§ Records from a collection
⁂

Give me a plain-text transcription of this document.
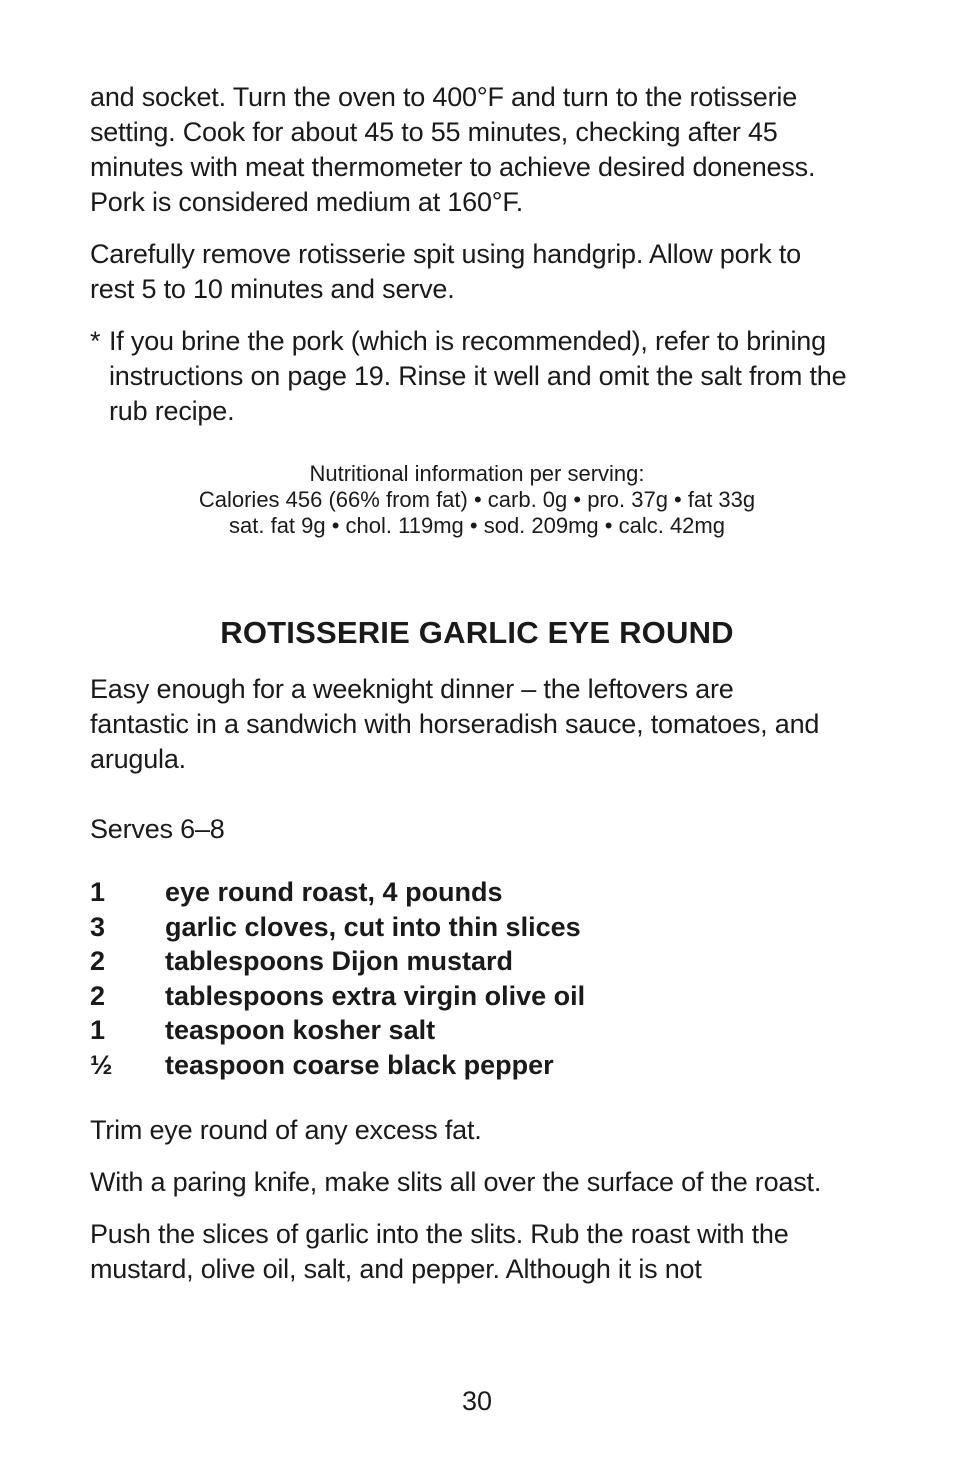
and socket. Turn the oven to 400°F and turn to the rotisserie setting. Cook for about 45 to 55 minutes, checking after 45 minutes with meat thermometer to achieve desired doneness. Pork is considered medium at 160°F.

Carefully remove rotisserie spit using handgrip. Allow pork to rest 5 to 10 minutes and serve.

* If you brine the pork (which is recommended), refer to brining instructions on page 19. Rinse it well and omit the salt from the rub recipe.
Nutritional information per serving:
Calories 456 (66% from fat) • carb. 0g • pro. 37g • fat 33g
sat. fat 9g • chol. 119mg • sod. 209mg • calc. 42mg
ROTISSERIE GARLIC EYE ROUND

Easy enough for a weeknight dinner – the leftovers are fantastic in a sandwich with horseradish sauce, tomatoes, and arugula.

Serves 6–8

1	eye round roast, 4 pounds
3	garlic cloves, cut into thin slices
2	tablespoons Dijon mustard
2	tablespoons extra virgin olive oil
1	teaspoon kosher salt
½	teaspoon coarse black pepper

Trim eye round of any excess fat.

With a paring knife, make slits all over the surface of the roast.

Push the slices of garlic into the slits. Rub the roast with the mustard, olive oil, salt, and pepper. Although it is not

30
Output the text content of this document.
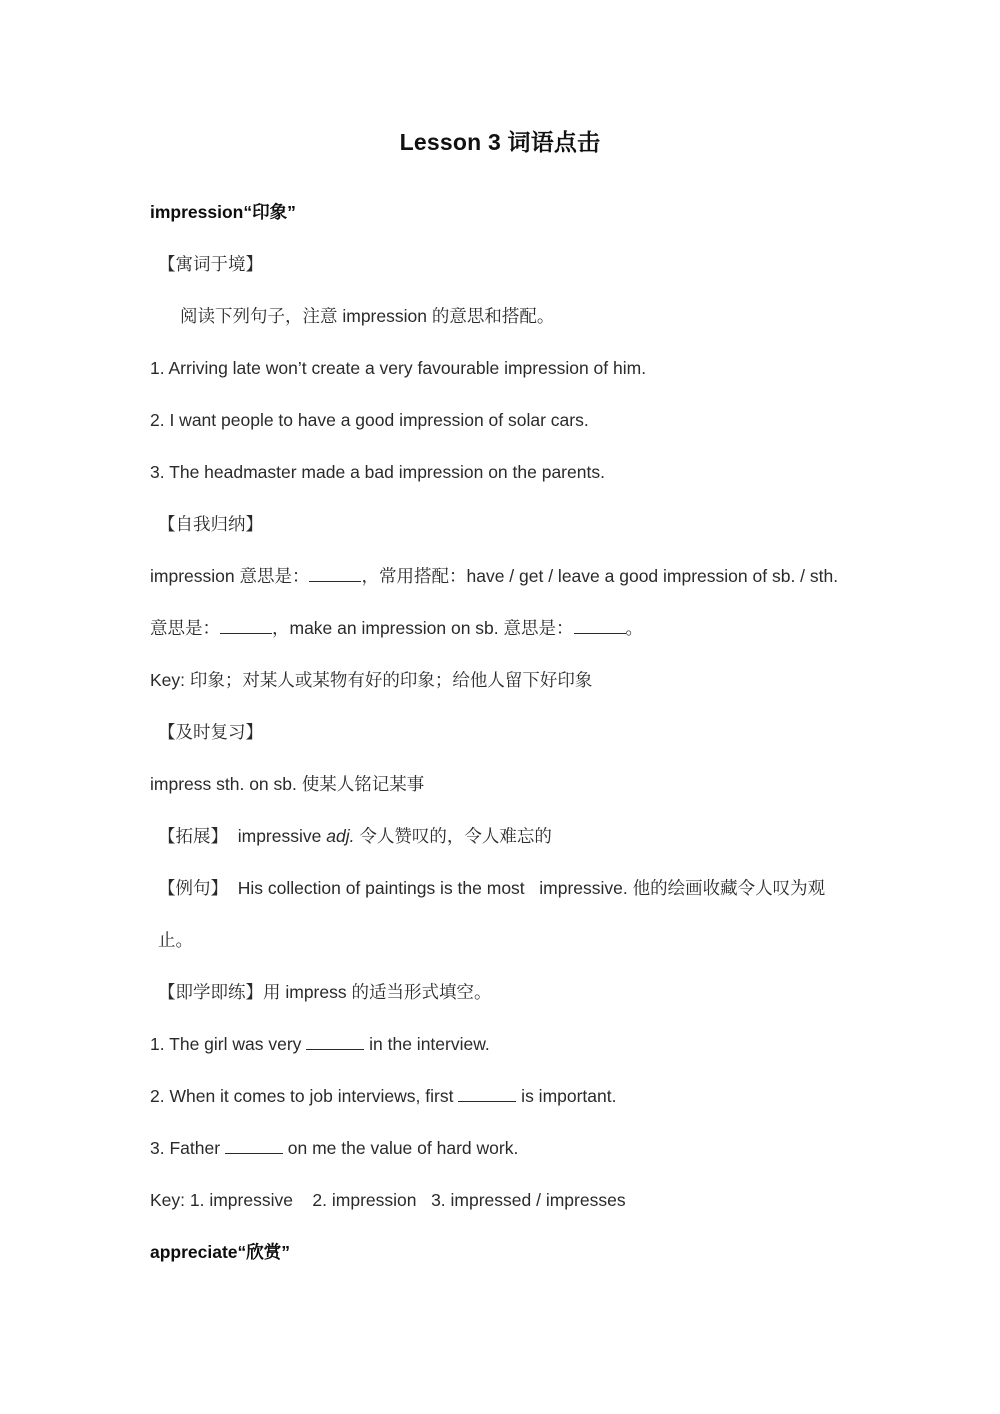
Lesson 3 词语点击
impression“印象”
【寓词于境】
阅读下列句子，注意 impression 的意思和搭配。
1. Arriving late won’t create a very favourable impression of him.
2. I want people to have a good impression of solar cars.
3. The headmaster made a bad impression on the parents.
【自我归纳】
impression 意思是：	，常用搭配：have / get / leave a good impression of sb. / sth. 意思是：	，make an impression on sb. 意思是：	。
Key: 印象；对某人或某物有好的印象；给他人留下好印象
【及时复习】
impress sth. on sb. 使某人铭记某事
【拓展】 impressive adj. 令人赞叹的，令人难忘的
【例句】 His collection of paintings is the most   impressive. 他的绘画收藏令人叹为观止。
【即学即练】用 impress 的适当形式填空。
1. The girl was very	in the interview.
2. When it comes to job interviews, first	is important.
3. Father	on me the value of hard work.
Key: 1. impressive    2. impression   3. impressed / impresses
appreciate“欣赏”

⁂

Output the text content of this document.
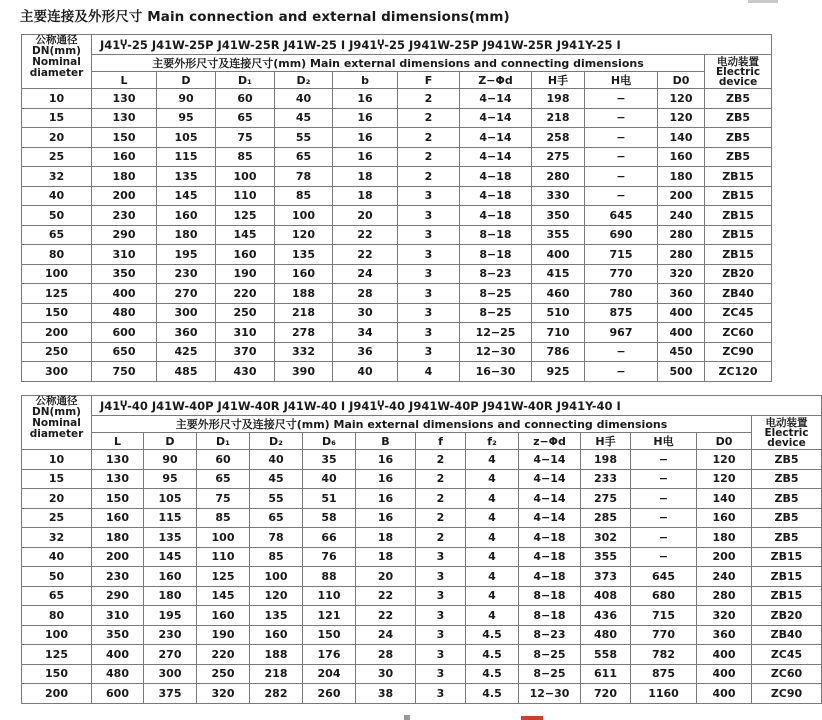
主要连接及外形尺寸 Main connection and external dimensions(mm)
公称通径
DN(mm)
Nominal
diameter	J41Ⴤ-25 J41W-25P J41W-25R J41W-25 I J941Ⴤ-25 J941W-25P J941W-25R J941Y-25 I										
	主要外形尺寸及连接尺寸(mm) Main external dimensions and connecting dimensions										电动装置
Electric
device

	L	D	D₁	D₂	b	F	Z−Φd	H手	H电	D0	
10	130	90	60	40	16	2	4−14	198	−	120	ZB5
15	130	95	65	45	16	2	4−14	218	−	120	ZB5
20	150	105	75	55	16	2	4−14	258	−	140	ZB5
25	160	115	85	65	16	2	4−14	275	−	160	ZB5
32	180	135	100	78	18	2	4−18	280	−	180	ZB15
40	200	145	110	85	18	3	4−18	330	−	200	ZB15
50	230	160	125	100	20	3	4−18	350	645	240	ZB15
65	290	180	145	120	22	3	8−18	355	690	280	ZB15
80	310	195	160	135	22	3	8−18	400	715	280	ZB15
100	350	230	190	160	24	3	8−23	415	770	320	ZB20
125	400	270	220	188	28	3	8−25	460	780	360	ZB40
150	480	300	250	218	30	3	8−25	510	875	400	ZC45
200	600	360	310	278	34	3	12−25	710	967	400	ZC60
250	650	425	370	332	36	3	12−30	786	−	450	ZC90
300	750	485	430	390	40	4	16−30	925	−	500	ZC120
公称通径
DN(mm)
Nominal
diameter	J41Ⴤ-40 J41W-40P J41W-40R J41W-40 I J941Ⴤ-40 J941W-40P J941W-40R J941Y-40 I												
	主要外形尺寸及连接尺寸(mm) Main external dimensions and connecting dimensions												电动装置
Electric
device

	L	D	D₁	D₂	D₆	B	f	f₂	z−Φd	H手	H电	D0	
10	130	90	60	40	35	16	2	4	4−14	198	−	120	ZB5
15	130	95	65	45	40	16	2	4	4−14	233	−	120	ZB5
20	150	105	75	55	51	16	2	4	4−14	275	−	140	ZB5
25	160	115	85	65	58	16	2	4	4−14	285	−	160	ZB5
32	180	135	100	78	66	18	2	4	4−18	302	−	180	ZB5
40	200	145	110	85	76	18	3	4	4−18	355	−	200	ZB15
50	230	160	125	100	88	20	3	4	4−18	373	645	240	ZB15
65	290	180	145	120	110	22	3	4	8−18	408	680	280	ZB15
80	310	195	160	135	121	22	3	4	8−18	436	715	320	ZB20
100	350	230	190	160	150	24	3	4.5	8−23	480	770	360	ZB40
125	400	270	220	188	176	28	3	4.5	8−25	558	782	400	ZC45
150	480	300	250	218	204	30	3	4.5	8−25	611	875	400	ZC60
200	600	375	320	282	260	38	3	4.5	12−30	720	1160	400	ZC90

⁂

Which lines contain "impressive"? Copy each of them.

§ Finished answer
【拓展】 impressive adj. 令人赞叹的，令人难忘的
【例句】 His collection of paintings is the most   impressive. 他的绘画收藏令人叹为观止。
Key: 1. impressive    2. impression   3. impressed / impresses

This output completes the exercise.